-- DOCUMENT SEGMENT --
'''

What would Dad want? Doctors now can get reimbursed for advance-care planning
This month The Centers for Medicare and Medicaid Services released a proposed Medicare Physician Fee Schedule that would allow physicians to be paid for advance-care planning discussions with their patients. Reimbursement for these important and complex discussions supports their value to patients and families. A lack of reimbursement discourages them.
Advance-care planning is the process of discussing and recording preferences of patients who may lose the ability to communicate in the future. Many chronically ill people face a period of impaired cognitive functioning at the end of life. Despite this, even cancer patients report that they have not discussed end-of-lifecare preferences with their physicians.
Only one third to one half of Americans have completed advance-directives such as a living will or assigned a healthcare surrogate or durable power of attorney for healthcare. This leaves decision-making during a time of medical crisis to the nearest relative. In the absence of prior discussion, that person, often a spouse or child, may lack the confidence and clarity to choose as his or her loved one might want. The patient may receive unwanted, ineffective, costly and invasive medical interventions that may not extend life or may diminish quality of life.
Recent studies show that people who participate in end-of-life planning are more likely to have their wishes followed, have family members who suffer less stress, have fewer hospitalizations and incur lower costs in the last six months of life than people who have not planned. Honoring patients’ treatment choices is a key predictor of high-quality end-of-life care. It spares the family the emotional burden of making decisions for which they are unprepared, the moral distress of not knowing whether they decided well and the divisiveness of arguing over who knows best what “Dad would have wanted.”
Some argue that these discussions amount to rationing care and an attempt to deny elderly people access to treatment that will benefit them, akin to counseling them on how to die sooner.
This is a deeply flawed mischaracterization. In fact, if an individual’s wishes are for extensive testing, ventilators, feeding tubes and surgeries regardless of prognosis or the absence of benefit, advancecare planning is the opportunity to make that known. These preferences can be documented, and a trusted person can be appointed to ensure those wishes are communicated.
Regardless, most people want the ability to say “No” to treatments under conditions where the intervention might extend life but leave them with severe side effects, on permanent life support, unable to walk or talk or in a persistent unresponsive state.
Each one of us, in turn, will come to the end of our lives. The CMS proposal promotes self-determination, human dignity and informed decision-making so that families can experience this sacred time with more control and less uncertainty. The answer to the question “What would Dad want?” can be answered by Dad himself.

'''

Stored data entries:
'''

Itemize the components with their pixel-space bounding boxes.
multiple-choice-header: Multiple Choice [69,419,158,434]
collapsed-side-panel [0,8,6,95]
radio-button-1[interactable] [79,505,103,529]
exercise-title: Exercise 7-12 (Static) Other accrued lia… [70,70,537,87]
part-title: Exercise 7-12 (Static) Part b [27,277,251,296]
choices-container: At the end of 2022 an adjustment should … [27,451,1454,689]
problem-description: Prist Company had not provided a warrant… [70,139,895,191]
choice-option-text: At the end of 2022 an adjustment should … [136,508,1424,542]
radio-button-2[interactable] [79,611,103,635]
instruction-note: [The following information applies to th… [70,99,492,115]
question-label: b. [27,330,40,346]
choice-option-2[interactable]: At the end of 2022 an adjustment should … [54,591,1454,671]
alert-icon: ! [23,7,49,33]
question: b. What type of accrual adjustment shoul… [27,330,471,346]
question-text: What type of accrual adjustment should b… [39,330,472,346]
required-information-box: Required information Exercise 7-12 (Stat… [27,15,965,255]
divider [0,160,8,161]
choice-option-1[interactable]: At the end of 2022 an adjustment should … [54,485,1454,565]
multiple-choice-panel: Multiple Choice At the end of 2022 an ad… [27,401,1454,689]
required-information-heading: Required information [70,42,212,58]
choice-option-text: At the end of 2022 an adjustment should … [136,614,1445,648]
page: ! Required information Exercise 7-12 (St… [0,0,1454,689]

'''

-- REQUIRED TASKS --
1. According to the article on advance-care planning, what share of Americans have completed advance directives?
2. Retype the stretch of the advance-care planning article from "Only one third" through "quality of life.".

-- ANSWERS FOR THIS EXERCISE --
1. One third to one half of Americans.

2.
Only one third to one half of Americans have completed advance-directives such as a living will or assigned a healthcare surrogate or durable power of attorney for healthcare. This leaves decision-making during a time of medical crisis to the nearest relative. In the absence of prior discussion, that person, often a spouse or child, may lack the confidence and clarity to choose as his or her loved one might want. The patient may receive unwanted, ineffective, costly and invasive medical interventions that may not extend life or may diminish quality of life.